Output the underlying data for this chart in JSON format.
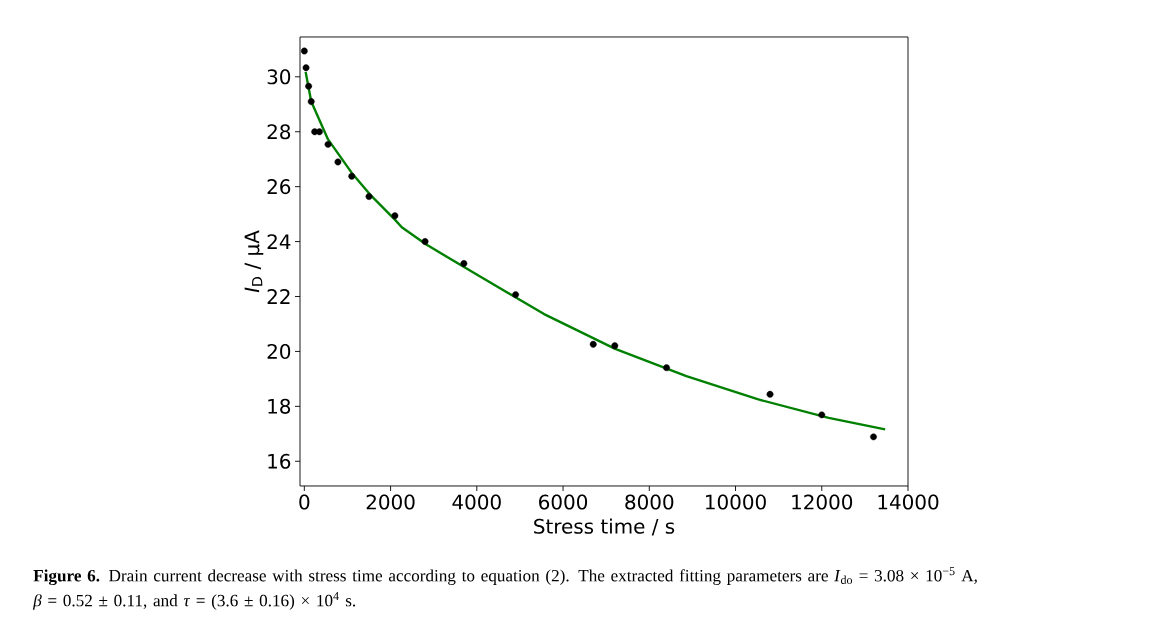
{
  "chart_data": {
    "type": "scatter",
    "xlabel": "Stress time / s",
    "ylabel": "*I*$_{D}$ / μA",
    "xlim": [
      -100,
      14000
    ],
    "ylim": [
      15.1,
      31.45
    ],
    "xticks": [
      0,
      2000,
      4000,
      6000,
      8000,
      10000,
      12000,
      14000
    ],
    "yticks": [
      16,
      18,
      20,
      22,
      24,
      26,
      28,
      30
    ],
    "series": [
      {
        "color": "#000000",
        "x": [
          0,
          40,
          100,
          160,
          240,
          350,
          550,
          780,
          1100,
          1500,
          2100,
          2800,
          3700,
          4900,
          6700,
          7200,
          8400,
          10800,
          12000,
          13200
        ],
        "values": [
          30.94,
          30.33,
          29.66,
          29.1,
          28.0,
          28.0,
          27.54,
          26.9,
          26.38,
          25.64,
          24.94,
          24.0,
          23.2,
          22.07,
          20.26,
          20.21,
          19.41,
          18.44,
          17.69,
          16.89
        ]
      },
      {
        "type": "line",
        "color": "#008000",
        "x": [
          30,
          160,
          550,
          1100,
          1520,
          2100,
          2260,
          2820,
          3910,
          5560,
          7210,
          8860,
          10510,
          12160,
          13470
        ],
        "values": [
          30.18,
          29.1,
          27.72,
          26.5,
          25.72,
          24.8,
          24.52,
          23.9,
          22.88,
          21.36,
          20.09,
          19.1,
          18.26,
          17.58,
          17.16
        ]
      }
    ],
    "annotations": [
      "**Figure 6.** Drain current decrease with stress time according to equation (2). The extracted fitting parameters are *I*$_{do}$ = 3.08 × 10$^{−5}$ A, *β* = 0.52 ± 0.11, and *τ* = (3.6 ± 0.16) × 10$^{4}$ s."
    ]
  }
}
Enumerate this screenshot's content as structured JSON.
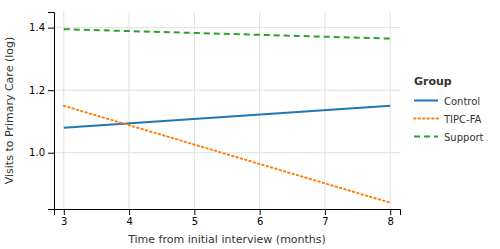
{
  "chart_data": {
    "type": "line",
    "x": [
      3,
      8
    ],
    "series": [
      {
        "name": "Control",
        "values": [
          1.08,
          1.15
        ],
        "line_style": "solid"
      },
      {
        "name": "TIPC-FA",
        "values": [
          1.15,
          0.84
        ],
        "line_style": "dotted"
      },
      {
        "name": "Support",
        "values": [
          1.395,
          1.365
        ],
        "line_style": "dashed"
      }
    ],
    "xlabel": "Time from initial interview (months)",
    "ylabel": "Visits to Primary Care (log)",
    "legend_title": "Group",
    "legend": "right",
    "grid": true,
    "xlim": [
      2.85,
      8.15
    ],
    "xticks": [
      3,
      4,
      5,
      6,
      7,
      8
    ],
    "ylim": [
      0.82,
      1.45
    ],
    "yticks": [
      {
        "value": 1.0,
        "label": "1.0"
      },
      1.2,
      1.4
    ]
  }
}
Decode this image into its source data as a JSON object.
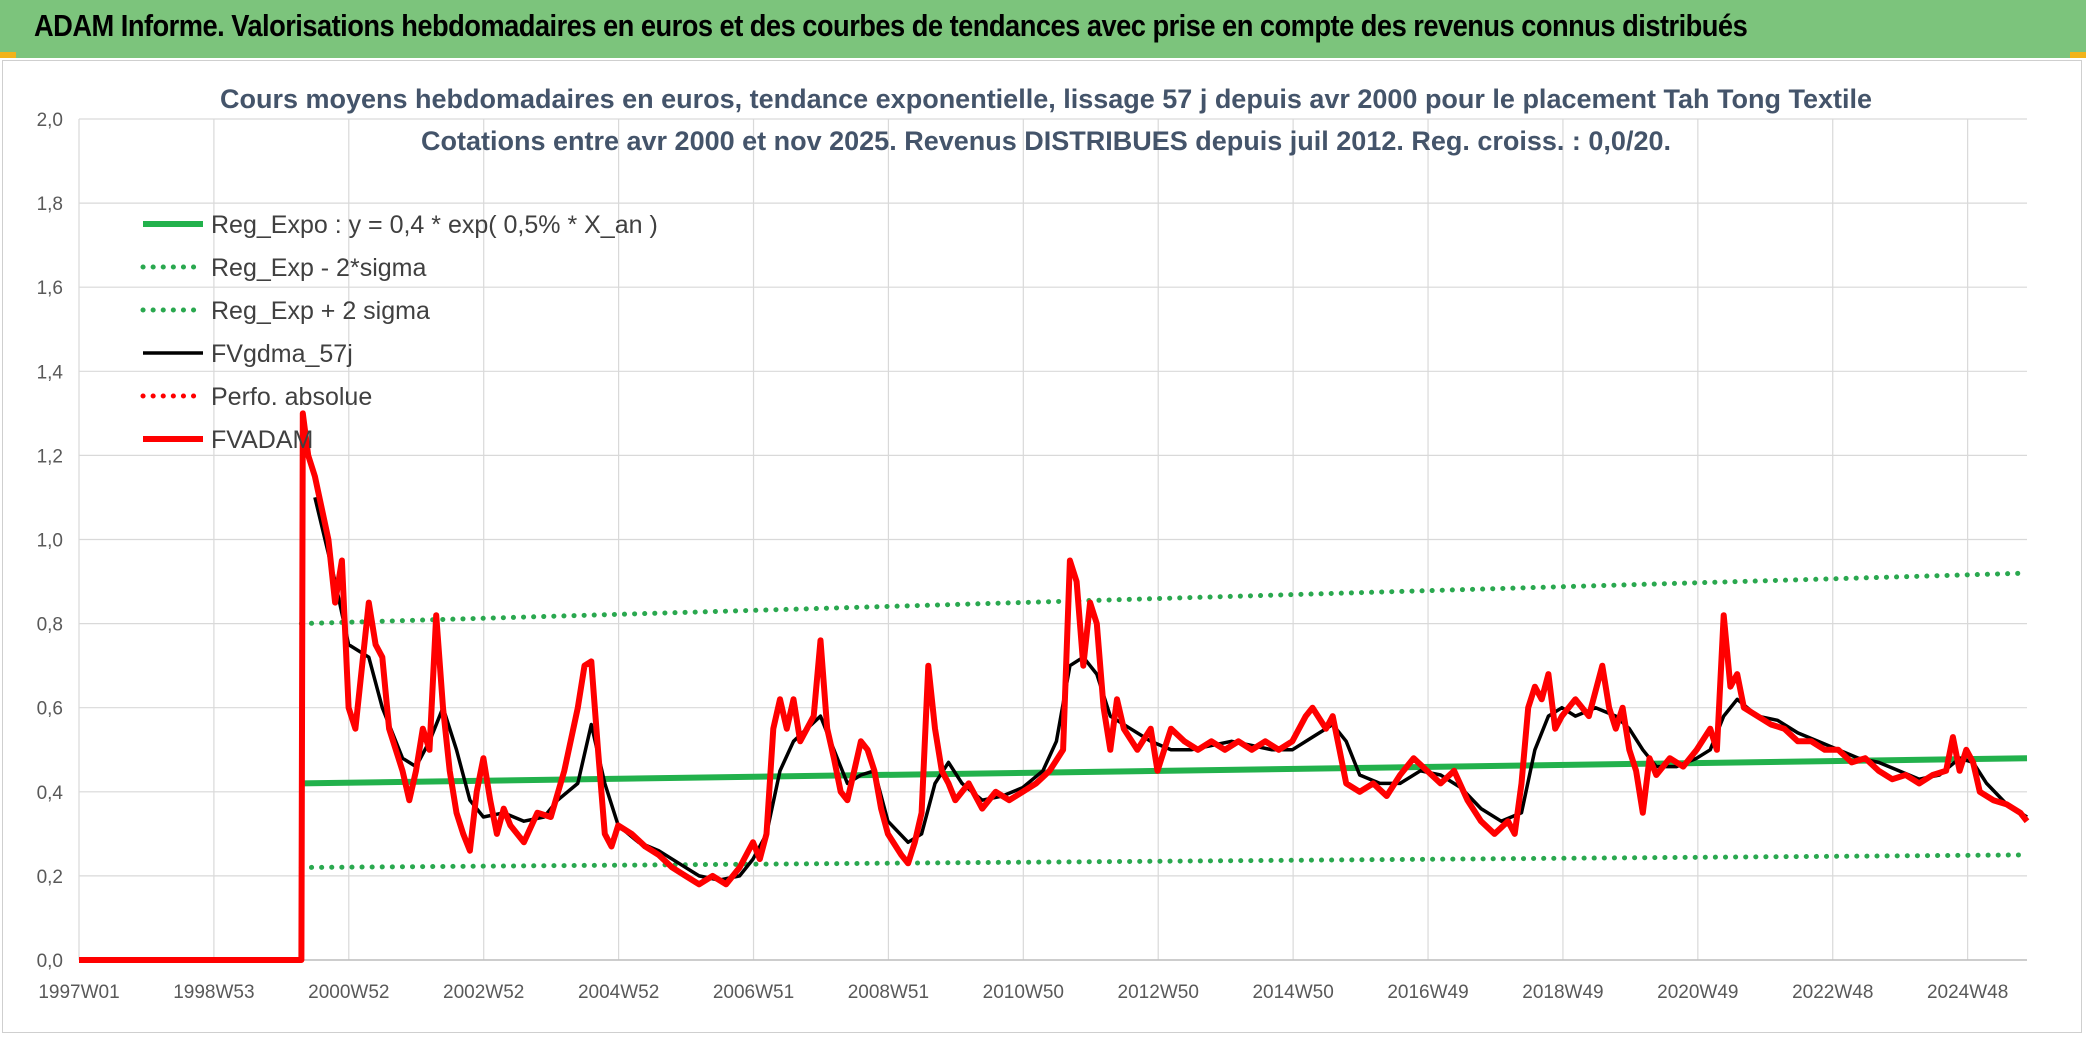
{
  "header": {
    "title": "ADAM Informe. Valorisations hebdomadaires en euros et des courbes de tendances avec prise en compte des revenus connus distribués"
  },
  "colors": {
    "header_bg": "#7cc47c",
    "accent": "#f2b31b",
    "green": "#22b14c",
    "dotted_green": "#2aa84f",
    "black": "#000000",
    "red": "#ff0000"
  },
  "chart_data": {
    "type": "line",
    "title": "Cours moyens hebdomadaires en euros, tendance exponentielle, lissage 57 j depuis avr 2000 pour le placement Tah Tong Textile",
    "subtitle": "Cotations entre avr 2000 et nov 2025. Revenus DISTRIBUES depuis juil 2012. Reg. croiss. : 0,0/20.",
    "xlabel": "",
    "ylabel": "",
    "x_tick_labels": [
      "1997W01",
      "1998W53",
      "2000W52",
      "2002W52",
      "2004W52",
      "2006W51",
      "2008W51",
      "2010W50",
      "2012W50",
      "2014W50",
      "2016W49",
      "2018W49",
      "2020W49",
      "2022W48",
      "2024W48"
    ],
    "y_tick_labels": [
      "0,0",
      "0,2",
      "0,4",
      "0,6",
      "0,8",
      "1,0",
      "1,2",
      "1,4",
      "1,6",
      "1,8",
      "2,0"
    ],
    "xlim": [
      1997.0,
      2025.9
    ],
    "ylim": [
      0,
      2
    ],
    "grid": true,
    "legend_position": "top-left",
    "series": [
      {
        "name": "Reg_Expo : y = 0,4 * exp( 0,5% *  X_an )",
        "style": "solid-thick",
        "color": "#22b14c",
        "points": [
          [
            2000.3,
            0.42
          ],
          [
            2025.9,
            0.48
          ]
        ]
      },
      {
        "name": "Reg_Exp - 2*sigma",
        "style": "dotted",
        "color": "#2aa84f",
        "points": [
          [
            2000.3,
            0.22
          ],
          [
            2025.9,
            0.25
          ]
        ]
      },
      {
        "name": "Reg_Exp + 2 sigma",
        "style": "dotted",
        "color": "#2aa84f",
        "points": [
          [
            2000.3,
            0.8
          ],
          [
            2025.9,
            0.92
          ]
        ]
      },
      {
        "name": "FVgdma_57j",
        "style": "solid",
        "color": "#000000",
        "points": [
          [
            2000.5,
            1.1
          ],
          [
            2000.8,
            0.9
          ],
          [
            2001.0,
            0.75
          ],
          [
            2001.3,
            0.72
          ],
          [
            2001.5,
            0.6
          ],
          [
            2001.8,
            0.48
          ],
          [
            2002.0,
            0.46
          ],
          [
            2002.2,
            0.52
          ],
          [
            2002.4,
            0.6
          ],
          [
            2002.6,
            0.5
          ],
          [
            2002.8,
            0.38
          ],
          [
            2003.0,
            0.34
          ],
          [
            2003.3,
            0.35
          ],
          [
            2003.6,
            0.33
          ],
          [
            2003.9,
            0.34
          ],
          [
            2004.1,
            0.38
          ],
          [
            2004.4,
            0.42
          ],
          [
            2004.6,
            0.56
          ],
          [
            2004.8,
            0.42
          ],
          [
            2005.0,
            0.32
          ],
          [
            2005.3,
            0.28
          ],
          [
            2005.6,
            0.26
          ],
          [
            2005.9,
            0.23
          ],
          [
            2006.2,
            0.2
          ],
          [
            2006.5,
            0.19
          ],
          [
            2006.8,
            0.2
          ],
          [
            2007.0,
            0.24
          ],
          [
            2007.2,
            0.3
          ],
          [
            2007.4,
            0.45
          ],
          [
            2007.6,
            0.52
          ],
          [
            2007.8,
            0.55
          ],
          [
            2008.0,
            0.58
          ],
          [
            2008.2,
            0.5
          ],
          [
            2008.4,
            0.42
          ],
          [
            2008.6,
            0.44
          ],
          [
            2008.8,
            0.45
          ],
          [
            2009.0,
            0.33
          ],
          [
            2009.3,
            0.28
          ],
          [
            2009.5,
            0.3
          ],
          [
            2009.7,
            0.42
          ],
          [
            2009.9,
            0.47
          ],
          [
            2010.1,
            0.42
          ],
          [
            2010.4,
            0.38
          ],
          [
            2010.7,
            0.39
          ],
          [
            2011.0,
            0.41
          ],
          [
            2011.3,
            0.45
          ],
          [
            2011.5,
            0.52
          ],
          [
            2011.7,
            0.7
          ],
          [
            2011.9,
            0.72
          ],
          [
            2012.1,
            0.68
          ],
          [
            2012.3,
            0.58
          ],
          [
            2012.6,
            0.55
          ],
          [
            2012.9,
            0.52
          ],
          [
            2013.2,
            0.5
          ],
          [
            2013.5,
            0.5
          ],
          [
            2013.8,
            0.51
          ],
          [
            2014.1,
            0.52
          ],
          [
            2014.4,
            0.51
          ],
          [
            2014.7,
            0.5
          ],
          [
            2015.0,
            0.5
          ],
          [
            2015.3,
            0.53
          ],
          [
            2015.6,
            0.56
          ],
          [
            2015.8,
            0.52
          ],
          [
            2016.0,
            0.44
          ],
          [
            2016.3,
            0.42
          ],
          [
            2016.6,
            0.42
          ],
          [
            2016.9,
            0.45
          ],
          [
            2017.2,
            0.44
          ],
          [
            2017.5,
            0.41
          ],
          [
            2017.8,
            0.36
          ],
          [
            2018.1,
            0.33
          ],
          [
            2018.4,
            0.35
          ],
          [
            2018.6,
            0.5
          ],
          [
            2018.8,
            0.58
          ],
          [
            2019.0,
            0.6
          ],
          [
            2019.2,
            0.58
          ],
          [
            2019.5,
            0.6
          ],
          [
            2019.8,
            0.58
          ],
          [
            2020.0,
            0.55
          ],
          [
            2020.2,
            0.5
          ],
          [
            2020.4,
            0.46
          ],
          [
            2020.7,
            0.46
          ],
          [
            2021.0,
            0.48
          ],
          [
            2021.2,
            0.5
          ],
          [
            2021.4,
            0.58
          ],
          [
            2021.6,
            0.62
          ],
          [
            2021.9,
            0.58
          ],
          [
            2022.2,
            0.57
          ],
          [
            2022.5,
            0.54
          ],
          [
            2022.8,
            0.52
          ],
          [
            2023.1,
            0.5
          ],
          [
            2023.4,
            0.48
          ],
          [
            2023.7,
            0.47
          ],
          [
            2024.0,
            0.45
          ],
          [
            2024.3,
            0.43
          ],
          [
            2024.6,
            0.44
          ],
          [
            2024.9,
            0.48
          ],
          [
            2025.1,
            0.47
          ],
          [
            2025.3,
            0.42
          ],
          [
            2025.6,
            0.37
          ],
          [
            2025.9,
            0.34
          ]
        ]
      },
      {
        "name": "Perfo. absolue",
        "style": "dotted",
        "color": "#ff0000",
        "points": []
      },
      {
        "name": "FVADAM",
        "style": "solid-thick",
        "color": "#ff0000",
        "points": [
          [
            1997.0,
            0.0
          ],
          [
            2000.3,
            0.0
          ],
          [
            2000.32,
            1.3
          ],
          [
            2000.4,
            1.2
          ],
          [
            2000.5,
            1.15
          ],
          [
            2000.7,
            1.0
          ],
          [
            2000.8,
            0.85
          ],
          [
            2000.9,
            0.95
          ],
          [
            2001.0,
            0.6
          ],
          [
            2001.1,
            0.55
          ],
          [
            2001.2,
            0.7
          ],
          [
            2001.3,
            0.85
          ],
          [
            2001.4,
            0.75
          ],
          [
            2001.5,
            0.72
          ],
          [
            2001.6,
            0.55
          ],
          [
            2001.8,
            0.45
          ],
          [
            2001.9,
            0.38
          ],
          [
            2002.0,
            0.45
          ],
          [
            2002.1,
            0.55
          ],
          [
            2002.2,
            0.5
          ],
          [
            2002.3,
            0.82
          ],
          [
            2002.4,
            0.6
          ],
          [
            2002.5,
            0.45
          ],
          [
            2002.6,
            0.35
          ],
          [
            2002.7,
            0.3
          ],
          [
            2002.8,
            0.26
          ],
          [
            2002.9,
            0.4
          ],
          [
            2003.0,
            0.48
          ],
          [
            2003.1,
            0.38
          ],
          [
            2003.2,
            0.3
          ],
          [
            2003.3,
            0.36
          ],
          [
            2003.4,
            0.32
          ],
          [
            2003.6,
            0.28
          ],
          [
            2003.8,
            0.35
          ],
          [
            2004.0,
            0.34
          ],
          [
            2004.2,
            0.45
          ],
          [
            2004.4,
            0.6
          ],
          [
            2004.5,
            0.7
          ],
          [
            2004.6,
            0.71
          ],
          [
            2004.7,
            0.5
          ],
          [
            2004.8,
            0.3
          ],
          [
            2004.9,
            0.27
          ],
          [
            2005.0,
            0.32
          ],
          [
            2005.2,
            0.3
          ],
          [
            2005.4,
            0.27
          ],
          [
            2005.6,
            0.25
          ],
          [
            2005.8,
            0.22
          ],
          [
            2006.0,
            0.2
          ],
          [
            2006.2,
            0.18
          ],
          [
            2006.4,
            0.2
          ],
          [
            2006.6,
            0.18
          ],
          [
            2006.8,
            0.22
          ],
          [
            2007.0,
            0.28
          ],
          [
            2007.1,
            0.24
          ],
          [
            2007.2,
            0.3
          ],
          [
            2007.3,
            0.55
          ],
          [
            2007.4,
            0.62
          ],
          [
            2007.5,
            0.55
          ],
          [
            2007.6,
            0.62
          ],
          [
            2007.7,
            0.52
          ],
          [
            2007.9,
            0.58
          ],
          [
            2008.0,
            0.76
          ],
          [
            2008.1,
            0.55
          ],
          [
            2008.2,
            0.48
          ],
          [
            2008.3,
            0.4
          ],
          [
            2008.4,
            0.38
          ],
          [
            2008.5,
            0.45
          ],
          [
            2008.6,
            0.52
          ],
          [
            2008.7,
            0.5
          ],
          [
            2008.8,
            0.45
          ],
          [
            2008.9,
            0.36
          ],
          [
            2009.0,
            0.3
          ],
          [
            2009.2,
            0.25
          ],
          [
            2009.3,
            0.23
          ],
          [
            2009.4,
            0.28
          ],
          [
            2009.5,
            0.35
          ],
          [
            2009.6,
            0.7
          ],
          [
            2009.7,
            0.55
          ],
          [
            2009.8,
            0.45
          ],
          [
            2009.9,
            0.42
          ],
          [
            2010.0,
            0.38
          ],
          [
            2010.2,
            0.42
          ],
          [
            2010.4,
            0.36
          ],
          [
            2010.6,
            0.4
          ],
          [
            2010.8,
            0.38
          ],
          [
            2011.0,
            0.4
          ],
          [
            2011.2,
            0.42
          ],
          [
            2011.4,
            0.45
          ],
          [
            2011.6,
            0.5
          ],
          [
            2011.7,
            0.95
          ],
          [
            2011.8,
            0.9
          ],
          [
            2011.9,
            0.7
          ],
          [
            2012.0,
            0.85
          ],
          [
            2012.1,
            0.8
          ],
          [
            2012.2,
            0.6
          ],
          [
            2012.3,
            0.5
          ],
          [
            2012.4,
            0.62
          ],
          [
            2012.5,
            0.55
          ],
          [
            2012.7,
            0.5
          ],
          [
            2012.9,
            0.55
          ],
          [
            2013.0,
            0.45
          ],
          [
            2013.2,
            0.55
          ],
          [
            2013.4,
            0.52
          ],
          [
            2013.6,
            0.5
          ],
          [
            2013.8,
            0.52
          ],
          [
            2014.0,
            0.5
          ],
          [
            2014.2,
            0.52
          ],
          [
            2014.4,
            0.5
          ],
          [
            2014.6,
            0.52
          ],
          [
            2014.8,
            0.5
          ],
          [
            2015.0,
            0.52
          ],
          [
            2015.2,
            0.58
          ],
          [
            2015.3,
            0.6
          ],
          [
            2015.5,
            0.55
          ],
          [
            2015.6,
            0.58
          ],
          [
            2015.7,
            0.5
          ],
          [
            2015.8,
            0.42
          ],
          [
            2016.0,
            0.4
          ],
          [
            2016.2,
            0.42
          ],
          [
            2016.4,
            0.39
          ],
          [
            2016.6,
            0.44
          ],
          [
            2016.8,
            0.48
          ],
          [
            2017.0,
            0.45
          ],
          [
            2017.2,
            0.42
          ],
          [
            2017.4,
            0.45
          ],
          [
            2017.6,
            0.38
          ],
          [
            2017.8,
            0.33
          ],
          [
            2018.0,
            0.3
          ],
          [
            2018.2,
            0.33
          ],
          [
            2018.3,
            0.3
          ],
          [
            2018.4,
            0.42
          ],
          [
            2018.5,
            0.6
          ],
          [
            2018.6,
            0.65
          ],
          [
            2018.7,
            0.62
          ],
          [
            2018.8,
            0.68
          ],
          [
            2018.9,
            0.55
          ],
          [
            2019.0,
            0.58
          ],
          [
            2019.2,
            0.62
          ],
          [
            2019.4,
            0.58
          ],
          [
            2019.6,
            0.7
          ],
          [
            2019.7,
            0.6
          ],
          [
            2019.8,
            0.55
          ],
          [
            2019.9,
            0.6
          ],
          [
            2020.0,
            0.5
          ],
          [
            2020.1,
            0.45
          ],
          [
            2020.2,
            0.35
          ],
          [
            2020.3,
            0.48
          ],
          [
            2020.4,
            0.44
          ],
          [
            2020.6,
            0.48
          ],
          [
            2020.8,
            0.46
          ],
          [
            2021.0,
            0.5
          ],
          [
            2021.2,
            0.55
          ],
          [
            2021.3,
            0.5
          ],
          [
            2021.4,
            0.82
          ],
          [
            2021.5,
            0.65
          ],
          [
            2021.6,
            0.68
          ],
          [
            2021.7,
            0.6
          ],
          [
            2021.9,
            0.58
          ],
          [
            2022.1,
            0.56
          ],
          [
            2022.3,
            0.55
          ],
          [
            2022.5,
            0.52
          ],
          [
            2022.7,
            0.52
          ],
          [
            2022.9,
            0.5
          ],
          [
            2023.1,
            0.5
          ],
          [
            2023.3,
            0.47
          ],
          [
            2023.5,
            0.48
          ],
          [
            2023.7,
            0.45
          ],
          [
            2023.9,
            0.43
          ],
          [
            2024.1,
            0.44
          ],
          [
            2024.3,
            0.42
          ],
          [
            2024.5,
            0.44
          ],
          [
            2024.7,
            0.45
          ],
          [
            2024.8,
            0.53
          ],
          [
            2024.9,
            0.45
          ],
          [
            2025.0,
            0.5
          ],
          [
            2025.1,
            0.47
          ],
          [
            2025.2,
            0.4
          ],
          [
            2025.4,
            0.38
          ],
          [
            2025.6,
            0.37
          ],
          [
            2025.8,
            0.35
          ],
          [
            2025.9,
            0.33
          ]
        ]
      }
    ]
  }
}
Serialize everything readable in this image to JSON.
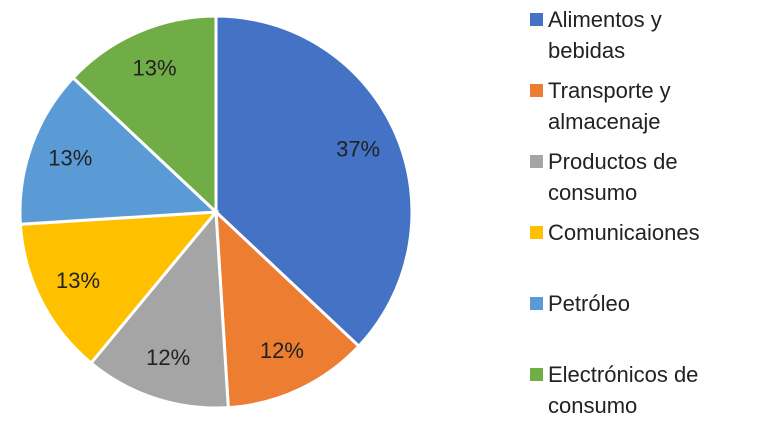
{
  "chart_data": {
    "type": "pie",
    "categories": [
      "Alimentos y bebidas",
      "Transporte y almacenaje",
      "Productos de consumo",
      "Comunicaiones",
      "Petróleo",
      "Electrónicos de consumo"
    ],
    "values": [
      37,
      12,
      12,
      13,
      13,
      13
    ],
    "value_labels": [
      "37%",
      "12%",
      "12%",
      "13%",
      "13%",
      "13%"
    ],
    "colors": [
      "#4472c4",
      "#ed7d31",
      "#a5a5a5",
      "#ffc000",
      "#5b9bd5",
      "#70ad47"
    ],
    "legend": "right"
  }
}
◆ ◆ ◆ ◆
◆ TASK DETAILS
From the listing, copy every line where the string "image" appears.

◆ REPLY
Decode this image into its source data as a JSON object.
Serialize everything readable in this image to JSON.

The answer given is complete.